Omit the images. Copy each entry word for word.

» Given data
◆ ◆ ◆ ◆

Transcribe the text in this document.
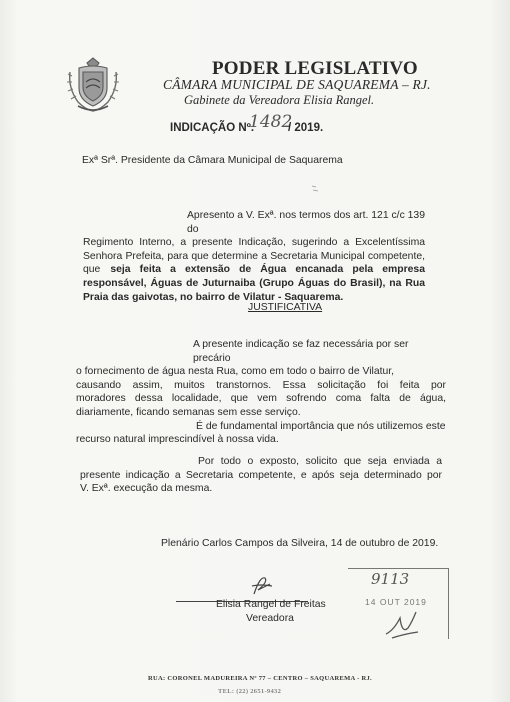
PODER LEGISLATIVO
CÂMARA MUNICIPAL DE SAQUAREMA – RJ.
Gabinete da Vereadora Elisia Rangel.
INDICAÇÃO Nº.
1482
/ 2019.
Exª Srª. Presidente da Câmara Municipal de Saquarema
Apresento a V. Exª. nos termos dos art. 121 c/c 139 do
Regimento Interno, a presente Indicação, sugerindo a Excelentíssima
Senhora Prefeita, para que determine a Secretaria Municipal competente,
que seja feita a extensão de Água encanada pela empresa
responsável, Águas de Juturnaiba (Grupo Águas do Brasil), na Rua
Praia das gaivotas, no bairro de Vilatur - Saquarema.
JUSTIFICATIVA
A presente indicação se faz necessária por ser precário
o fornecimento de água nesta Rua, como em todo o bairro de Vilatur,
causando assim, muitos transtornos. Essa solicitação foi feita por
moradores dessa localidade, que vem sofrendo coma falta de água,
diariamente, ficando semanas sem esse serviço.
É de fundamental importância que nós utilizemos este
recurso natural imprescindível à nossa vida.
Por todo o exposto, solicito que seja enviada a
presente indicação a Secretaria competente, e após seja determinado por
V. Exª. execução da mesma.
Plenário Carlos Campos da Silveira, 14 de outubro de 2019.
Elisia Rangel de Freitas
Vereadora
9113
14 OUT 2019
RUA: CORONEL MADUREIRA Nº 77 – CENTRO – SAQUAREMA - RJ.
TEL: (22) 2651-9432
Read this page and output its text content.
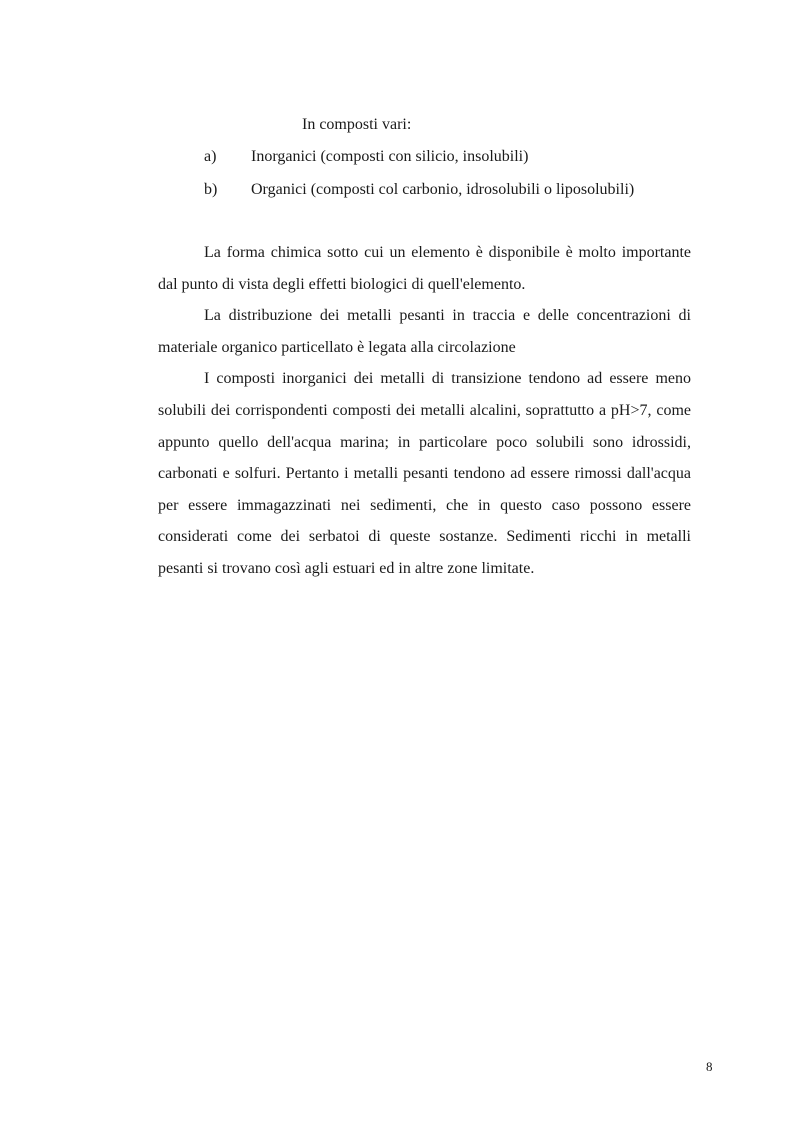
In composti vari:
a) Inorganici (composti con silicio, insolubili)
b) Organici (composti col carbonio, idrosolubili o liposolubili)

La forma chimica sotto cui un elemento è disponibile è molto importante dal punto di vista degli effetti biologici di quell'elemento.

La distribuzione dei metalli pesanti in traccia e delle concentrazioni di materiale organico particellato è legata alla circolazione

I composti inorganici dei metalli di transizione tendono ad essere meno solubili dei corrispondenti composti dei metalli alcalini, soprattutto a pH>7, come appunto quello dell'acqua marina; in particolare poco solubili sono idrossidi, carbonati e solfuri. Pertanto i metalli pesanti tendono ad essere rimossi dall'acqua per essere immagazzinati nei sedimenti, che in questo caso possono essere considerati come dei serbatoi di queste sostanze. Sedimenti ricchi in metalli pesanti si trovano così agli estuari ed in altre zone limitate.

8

◆ ◆ ◆ ◆

» Complete answer
Transcribe the text in this document.
PODER LEGISLATIVO
CÂMARA MUNICIPAL DE SAQUAREMA – RJ.
Gabinete da Vereadora Elisia Rangel.
INDICAÇÃO Nº.
1482
/ 2019.
Exª Srª. Presidente da Câmara Municipal de Saquarema
Apresento a V. Exª. nos termos dos art. 121 c/c 139 do
Regimento Interno, a presente Indicação, sugerindo a Excelentíssima
Senhora Prefeita, para que determine a Secretaria Municipal competente,
que seja feita a extensão de Água encanada pela empresa
responsável, Águas de Juturnaiba (Grupo Águas do Brasil), na Rua
Praia das gaivotas, no bairro de Vilatur - Saquarema.
JUSTIFICATIVA
A presente indicação se faz necessária por ser precário
o fornecimento de água nesta Rua, como em todo o bairro de Vilatur,
causando assim, muitos transtornos. Essa solicitação foi feita por
moradores dessa localidade, que vem sofrendo coma falta de água,
diariamente, ficando semanas sem esse serviço.
É de fundamental importância que nós utilizemos este
recurso natural imprescindível à nossa vida.
Por todo o exposto, solicito que seja enviada a
presente indicação a Secretaria competente, e após seja determinado por
V. Exª. execução da mesma.
Plenário Carlos Campos da Silveira, 14 de outubro de 2019.
Elisia Rangel de Freitas
Vereadora
9113
14 OUT 2019
RUA: CORONEL MADUREIRA Nº 77 – CENTRO – SAQUAREMA - RJ.
TEL: (22) 2651-9432
Read this page and output its text content.
In composti vari:
a) Inorganici (composti con silicio, insolubili)
b) Organici (composti col carbonio, idrosolubili o liposolubili)

La forma chimica sotto cui un elemento è disponibile è molto importante dal punto di vista degli effetti biologici di quell'elemento.

La distribuzione dei metalli pesanti in traccia e delle concentrazioni di materiale organico particellato è legata alla circolazione

I composti inorganici dei metalli di transizione tendono ad essere meno solubili dei corrispondenti composti dei metalli alcalini, soprattutto a pH>7, come appunto quello dell'acqua marina; in particolare poco solubili sono idrossidi, carbonati e solfuri. Pertanto i metalli pesanti tendono ad essere rimossi dall'acqua per essere immagazzinati nei sedimenti, che in questo caso possono essere considerati come dei serbatoi di queste sostanze. Sedimenti ricchi in metalli pesanti si trovano così agli estuari ed in altre zone limitate.

8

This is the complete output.